---------- Excerpted records

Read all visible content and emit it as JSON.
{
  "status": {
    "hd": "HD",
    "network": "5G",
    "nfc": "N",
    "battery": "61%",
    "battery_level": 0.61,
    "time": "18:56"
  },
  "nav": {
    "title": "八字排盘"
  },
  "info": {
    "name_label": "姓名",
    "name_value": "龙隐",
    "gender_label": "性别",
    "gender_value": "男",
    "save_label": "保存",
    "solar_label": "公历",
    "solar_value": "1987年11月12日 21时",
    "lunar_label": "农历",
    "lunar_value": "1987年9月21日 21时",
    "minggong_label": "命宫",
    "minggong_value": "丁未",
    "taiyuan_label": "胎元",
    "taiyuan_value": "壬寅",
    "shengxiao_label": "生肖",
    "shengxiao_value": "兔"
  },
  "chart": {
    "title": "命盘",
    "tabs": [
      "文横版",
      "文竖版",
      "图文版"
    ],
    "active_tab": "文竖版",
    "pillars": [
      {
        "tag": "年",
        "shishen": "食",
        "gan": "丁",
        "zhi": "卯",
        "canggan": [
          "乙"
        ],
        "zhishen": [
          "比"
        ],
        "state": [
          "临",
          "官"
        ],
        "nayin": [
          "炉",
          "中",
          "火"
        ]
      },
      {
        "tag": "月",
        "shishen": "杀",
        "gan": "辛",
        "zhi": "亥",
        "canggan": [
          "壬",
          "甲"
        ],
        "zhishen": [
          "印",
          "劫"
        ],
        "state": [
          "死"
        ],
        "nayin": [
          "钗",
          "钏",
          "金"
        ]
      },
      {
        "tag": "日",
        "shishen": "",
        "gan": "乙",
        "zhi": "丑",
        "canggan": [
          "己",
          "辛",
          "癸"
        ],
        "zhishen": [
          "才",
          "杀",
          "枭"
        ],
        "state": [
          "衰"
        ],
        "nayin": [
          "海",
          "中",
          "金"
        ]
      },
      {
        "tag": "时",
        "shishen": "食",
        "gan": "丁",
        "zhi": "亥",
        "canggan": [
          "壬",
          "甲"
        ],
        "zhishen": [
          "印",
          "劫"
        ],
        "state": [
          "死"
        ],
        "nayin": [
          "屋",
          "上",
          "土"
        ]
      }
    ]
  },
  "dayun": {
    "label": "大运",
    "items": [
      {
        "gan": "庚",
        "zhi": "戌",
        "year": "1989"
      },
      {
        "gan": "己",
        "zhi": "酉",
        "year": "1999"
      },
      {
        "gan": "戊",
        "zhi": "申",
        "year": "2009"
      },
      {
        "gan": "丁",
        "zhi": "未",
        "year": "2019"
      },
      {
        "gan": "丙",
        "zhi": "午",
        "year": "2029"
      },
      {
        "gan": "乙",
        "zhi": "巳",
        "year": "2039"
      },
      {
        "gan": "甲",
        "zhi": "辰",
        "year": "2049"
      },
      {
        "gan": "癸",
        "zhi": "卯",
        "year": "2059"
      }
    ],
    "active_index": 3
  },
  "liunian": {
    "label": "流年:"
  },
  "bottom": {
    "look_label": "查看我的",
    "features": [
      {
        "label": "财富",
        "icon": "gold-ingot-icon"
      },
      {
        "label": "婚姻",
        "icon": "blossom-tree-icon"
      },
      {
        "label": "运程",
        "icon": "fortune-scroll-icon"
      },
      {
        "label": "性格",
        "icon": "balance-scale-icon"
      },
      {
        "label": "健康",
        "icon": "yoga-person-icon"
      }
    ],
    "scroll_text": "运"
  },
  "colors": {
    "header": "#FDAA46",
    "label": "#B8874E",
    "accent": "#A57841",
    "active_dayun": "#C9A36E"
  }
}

--------------------

▶ _What to produce_
Send back each record exactly as it stands.

▶ _Task answer_
Read all visible content and emit it as JSON.
{
  "status": {
    "hd": "HD",
    "network": "5G",
    "nfc": "N",
    "battery": "61%",
    "battery_level": 0.61,
    "time": "18:56"
  },
  "nav": {
    "title": "八字排盘"
  },
  "info": {
    "name_label": "姓名",
    "name_value": "龙隐",
    "gender_label": "性别",
    "gender_value": "男",
    "save_label": "保存",
    "solar_label": "公历",
    "solar_value": "1987年11月12日 21时",
    "lunar_label": "农历",
    "lunar_value": "1987年9月21日 21时",
    "minggong_label": "命宫",
    "minggong_value": "丁未",
    "taiyuan_label": "胎元",
    "taiyuan_value": "壬寅",
    "shengxiao_label": "生肖",
    "shengxiao_value": "兔"
  },
  "chart": {
    "title": "命盘",
    "tabs": [
      "文横版",
      "文竖版",
      "图文版"
    ],
    "active_tab": "文竖版",
    "pillars": [
      {
        "tag": "年",
        "shishen": "食",
        "gan": "丁",
        "zhi": "卯",
        "canggan": [
          "乙"
        ],
        "zhishen": [
          "比"
        ],
        "state": [
          "临",
          "官"
        ],
        "nayin": [
          "炉",
          "中",
          "火"
        ]
      },
      {
        "tag": "月",
        "shishen": "杀",
        "gan": "辛",
        "zhi": "亥",
        "canggan": [
          "壬",
          "甲"
        ],
        "zhishen": [
          "印",
          "劫"
        ],
        "state": [
          "死"
        ],
        "nayin": [
          "钗",
          "钏",
          "金"
        ]
      },
      {
        "tag": "日",
        "shishen": "",
        "gan": "乙",
        "zhi": "丑",
        "canggan": [
          "己",
          "辛",
          "癸"
        ],
        "zhishen": [
          "才",
          "杀",
          "枭"
        ],
        "state": [
          "衰"
        ],
        "nayin": [
          "海",
          "中",
          "金"
        ]
      },
      {
        "tag": "时",
        "shishen": "食",
        "gan": "丁",
        "zhi": "亥",
        "canggan": [
          "壬",
          "甲"
        ],
        "zhishen": [
          "印",
          "劫"
        ],
        "state": [
          "死"
        ],
        "nayin": [
          "屋",
          "上",
          "土"
        ]
      }
    ]
  },
  "dayun": {
    "label": "大运",
    "items": [
      {
        "gan": "庚",
        "zhi": "戌",
        "year": "1989"
      },
      {
        "gan": "己",
        "zhi": "酉",
        "year": "1999"
      },
      {
        "gan": "戊",
        "zhi": "申",
        "year": "2009"
      },
      {
        "gan": "丁",
        "zhi": "未",
        "year": "2019"
      },
      {
        "gan": "丙",
        "zhi": "午",
        "year": "2029"
      },
      {
        "gan": "乙",
        "zhi": "巳",
        "year": "2039"
      },
      {
        "gan": "甲",
        "zhi": "辰",
        "year": "2049"
      },
      {
        "gan": "癸",
        "zhi": "卯",
        "year": "2059"
      }
    ],
    "active_index": 3
  },
  "liunian": {
    "label": "流年:"
  },
  "bottom": {
    "look_label": "查看我的",
    "features": [
      {
        "label": "财富",
        "icon": "gold-ingot-icon"
      },
      {
        "label": "婚姻",
        "icon": "blossom-tree-icon"
      },
      {
        "label": "运程",
        "icon": "fortune-scroll-icon"
      },
      {
        "label": "性格",
        "icon": "balance-scale-icon"
      },
      {
        "label": "健康",
        "icon": "yoga-person-icon"
      }
    ],
    "scroll_text": "运"
  },
  "colors": {
    "header": "#FDAA46",
    "label": "#B8874E",
    "accent": "#A57841",
    "active_dayun": "#C9A36E"
  }
}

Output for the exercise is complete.